INPUT DATA:
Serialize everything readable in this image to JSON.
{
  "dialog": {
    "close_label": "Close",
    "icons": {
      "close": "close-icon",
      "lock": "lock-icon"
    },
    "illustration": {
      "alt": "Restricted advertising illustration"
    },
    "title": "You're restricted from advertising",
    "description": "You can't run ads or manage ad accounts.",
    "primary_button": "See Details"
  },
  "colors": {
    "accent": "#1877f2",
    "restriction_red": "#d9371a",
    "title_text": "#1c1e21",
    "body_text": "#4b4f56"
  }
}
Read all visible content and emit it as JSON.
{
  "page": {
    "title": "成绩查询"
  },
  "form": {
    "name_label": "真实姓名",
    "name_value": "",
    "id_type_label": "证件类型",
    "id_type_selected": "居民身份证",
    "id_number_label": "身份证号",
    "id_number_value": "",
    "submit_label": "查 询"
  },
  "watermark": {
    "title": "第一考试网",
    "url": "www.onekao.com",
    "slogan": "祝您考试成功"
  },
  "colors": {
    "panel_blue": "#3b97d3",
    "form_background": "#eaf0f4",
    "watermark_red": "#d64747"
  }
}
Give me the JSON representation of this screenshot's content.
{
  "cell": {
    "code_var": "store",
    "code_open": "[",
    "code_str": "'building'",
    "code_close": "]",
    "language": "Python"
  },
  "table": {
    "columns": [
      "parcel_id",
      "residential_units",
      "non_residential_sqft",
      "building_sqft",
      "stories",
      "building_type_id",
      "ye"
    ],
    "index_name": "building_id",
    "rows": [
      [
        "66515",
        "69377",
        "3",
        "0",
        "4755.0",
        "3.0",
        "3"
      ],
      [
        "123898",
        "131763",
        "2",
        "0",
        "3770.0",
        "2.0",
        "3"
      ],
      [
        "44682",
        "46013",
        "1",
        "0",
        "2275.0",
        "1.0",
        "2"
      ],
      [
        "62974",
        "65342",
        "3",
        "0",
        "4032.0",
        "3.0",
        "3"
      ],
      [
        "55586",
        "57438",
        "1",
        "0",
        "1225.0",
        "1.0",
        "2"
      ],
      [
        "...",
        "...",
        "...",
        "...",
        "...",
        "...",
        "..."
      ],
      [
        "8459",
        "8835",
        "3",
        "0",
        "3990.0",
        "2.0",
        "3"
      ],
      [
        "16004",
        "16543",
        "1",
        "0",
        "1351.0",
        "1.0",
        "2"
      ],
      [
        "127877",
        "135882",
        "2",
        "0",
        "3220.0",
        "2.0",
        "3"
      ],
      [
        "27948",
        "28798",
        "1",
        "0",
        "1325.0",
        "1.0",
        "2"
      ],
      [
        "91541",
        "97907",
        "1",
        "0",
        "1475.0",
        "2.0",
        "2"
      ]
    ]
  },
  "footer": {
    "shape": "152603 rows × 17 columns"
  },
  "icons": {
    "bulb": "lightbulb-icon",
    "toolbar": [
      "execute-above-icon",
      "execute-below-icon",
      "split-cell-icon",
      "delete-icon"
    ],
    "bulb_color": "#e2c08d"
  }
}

REQUIREMENT:
Count the lines that hold the string "execute", and reply with that number alone.

TASK RESULT:
2